#### REQUIREMENT:
Review the listing and copy each line that holds the word "Saputra".

#### EXERCISE MATERIALS:
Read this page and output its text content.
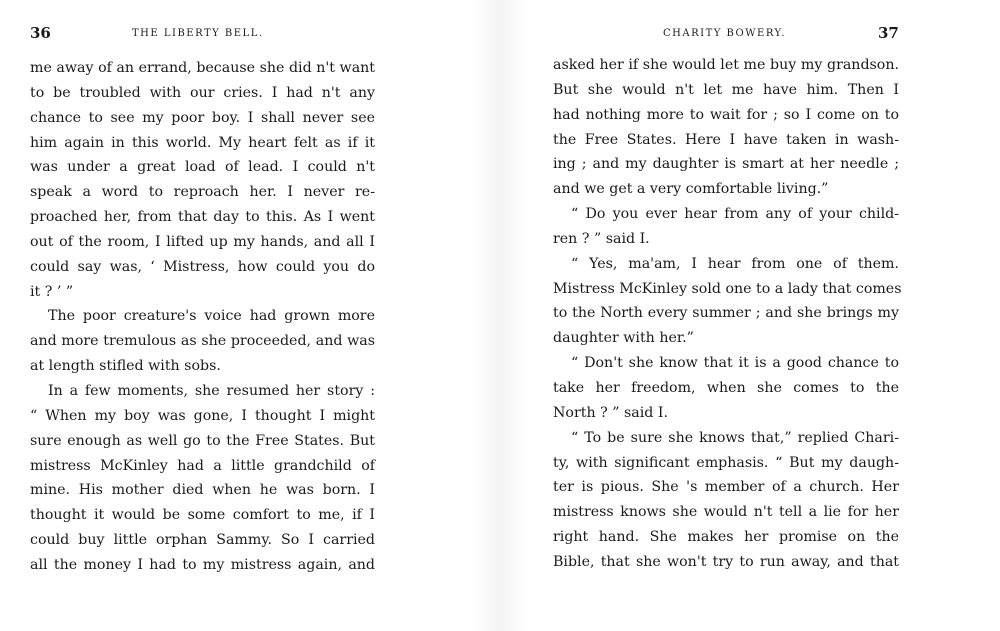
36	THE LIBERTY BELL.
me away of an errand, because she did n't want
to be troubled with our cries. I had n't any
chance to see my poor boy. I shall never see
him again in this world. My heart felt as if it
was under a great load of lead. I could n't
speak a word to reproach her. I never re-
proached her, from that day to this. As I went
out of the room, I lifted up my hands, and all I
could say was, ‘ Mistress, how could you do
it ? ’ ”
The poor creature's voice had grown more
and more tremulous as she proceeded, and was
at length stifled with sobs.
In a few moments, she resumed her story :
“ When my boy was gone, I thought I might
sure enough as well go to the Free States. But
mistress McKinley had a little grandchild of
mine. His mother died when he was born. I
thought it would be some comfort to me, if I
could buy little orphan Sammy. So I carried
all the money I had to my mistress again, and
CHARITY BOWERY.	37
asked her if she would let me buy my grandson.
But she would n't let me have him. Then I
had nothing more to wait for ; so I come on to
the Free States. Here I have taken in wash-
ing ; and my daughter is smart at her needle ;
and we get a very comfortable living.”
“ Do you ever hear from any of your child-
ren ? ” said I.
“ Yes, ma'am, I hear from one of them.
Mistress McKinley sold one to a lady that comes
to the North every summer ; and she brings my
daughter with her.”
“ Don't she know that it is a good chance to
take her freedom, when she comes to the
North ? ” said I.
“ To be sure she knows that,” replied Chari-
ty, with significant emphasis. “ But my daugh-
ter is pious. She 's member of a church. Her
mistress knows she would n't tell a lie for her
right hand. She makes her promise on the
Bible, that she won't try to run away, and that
---
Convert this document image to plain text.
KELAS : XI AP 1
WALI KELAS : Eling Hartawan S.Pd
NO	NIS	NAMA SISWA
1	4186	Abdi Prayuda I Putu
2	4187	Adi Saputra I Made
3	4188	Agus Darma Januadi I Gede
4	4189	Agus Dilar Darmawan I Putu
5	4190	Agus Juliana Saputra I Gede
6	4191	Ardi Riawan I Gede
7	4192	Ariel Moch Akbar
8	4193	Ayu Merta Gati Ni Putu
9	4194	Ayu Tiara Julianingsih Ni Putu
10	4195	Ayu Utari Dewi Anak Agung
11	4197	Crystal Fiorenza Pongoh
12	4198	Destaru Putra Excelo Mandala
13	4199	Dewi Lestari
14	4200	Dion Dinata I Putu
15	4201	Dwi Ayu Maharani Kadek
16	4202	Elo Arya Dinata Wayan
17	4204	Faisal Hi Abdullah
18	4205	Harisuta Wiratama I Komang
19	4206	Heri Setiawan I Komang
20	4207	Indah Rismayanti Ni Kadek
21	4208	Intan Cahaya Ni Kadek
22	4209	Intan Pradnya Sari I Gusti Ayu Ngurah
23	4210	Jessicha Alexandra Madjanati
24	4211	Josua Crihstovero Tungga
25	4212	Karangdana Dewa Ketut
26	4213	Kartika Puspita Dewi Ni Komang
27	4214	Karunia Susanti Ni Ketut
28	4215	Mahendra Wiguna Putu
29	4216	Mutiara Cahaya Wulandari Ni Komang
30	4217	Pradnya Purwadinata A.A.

#### EXPECTED ANSWER:
2	4187	Adi Saputra I Made
5	4190	Agus Juliana Saputra I Gede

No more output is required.